* Aim of the exercise *
Type out the records that follow, exactly as given.

* Entries *
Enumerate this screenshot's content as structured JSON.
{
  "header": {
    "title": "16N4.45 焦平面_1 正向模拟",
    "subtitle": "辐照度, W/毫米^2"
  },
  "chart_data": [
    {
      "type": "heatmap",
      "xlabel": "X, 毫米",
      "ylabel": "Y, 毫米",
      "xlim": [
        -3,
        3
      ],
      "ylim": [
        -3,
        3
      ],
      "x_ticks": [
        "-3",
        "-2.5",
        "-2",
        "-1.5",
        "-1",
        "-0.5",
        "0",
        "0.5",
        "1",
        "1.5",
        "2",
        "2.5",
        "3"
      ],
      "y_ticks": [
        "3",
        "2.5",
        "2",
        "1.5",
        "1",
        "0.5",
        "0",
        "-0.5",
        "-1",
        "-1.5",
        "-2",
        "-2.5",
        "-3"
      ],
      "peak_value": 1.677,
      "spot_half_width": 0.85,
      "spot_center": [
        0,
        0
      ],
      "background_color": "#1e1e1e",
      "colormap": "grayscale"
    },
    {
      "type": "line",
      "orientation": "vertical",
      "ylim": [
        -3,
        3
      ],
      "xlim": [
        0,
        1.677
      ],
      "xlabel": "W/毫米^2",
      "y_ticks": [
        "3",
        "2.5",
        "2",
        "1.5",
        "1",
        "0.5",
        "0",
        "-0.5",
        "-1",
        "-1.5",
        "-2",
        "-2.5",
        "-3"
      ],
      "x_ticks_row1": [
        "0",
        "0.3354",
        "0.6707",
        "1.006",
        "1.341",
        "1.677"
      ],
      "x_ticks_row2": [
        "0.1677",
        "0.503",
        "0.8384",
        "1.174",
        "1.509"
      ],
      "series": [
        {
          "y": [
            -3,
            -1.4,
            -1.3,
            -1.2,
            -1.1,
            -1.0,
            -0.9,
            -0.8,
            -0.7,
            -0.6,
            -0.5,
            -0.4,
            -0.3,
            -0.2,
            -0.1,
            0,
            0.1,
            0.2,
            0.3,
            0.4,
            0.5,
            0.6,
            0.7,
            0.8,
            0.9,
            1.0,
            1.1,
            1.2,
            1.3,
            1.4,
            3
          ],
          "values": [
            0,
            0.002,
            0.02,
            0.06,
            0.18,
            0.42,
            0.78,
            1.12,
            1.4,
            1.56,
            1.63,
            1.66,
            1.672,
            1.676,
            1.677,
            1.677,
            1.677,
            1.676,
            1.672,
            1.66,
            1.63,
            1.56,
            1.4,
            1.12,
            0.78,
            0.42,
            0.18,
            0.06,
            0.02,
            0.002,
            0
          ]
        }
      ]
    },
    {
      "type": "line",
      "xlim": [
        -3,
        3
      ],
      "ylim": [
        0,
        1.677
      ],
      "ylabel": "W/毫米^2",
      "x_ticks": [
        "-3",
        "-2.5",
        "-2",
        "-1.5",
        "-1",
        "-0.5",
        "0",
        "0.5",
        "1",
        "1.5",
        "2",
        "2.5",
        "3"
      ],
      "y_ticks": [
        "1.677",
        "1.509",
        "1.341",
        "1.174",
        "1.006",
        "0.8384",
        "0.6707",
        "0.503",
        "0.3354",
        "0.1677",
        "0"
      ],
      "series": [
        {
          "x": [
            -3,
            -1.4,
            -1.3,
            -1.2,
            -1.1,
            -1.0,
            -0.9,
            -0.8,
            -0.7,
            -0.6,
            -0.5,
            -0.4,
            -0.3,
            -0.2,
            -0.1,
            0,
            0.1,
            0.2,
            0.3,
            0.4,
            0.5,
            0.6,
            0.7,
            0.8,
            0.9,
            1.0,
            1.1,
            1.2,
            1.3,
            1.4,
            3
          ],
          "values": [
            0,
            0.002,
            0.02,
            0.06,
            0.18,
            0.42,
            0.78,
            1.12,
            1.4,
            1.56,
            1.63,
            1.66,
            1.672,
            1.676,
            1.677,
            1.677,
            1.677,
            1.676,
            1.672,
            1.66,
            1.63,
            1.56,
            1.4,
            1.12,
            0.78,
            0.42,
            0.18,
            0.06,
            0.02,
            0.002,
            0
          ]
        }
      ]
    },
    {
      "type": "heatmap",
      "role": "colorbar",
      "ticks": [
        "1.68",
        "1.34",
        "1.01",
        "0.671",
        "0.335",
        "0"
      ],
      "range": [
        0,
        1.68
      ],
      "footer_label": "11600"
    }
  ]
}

* Solution *
Enumerate this screenshot's content as structured JSON.
{
  "header": {
    "title": "16N4.45 焦平面_1 正向模拟",
    "subtitle": "辐照度, W/毫米^2"
  },
  "chart_data": [
    {
      "type": "heatmap",
      "xlabel": "X, 毫米",
      "ylabel": "Y, 毫米",
      "xlim": [
        -3,
        3
      ],
      "ylim": [
        -3,
        3
      ],
      "x_ticks": [
        "-3",
        "-2.5",
        "-2",
        "-1.5",
        "-1",
        "-0.5",
        "0",
        "0.5",
        "1",
        "1.5",
        "2",
        "2.5",
        "3"
      ],
      "y_ticks": [
        "3",
        "2.5",
        "2",
        "1.5",
        "1",
        "0.5",
        "0",
        "-0.5",
        "-1",
        "-1.5",
        "-2",
        "-2.5",
        "-3"
      ],
      "peak_value": 1.677,
      "spot_half_width": 0.85,
      "spot_center": [
        0,
        0
      ],
      "background_color": "#1e1e1e",
      "colormap": "grayscale"
    },
    {
      "type": "line",
      "orientation": "vertical",
      "ylim": [
        -3,
        3
      ],
      "xlim": [
        0,
        1.677
      ],
      "xlabel": "W/毫米^2",
      "y_ticks": [
        "3",
        "2.5",
        "2",
        "1.5",
        "1",
        "0.5",
        "0",
        "-0.5",
        "-1",
        "-1.5",
        "-2",
        "-2.5",
        "-3"
      ],
      "x_ticks_row1": [
        "0",
        "0.3354",
        "0.6707",
        "1.006",
        "1.341",
        "1.677"
      ],
      "x_ticks_row2": [
        "0.1677",
        "0.503",
        "0.8384",
        "1.174",
        "1.509"
      ],
      "series": [
        {
          "y": [
            -3,
            -1.4,
            -1.3,
            -1.2,
            -1.1,
            -1.0,
            -0.9,
            -0.8,
            -0.7,
            -0.6,
            -0.5,
            -0.4,
            -0.3,
            -0.2,
            -0.1,
            0,
            0.1,
            0.2,
            0.3,
            0.4,
            0.5,
            0.6,
            0.7,
            0.8,
            0.9,
            1.0,
            1.1,
            1.2,
            1.3,
            1.4,
            3
          ],
          "values": [
            0,
            0.002,
            0.02,
            0.06,
            0.18,
            0.42,
            0.78,
            1.12,
            1.4,
            1.56,
            1.63,
            1.66,
            1.672,
            1.676,
            1.677,
            1.677,
            1.677,
            1.676,
            1.672,
            1.66,
            1.63,
            1.56,
            1.4,
            1.12,
            0.78,
            0.42,
            0.18,
            0.06,
            0.02,
            0.002,
            0
          ]
        }
      ]
    },
    {
      "type": "line",
      "xlim": [
        -3,
        3
      ],
      "ylim": [
        0,
        1.677
      ],
      "ylabel": "W/毫米^2",
      "x_ticks": [
        "-3",
        "-2.5",
        "-2",
        "-1.5",
        "-1",
        "-0.5",
        "0",
        "0.5",
        "1",
        "1.5",
        "2",
        "2.5",
        "3"
      ],
      "y_ticks": [
        "1.677",
        "1.509",
        "1.341",
        "1.174",
        "1.006",
        "0.8384",
        "0.6707",
        "0.503",
        "0.3354",
        "0.1677",
        "0"
      ],
      "series": [
        {
          "x": [
            -3,
            -1.4,
            -1.3,
            -1.2,
            -1.1,
            -1.0,
            -0.9,
            -0.8,
            -0.7,
            -0.6,
            -0.5,
            -0.4,
            -0.3,
            -0.2,
            -0.1,
            0,
            0.1,
            0.2,
            0.3,
            0.4,
            0.5,
            0.6,
            0.7,
            0.8,
            0.9,
            1.0,
            1.1,
            1.2,
            1.3,
            1.4,
            3
          ],
          "values": [
            0,
            0.002,
            0.02,
            0.06,
            0.18,
            0.42,
            0.78,
            1.12,
            1.4,
            1.56,
            1.63,
            1.66,
            1.672,
            1.676,
            1.677,
            1.677,
            1.677,
            1.676,
            1.672,
            1.66,
            1.63,
            1.56,
            1.4,
            1.12,
            0.78,
            0.42,
            0.18,
            0.06,
            0.02,
            0.002,
            0
          ]
        }
      ]
    },
    {
      "type": "heatmap",
      "role": "colorbar",
      "ticks": [
        "1.68",
        "1.34",
        "1.01",
        "0.671",
        "0.335",
        "0"
      ],
      "range": [
        0,
        1.68
      ],
      "footer_label": "11600"
    }
  ]
}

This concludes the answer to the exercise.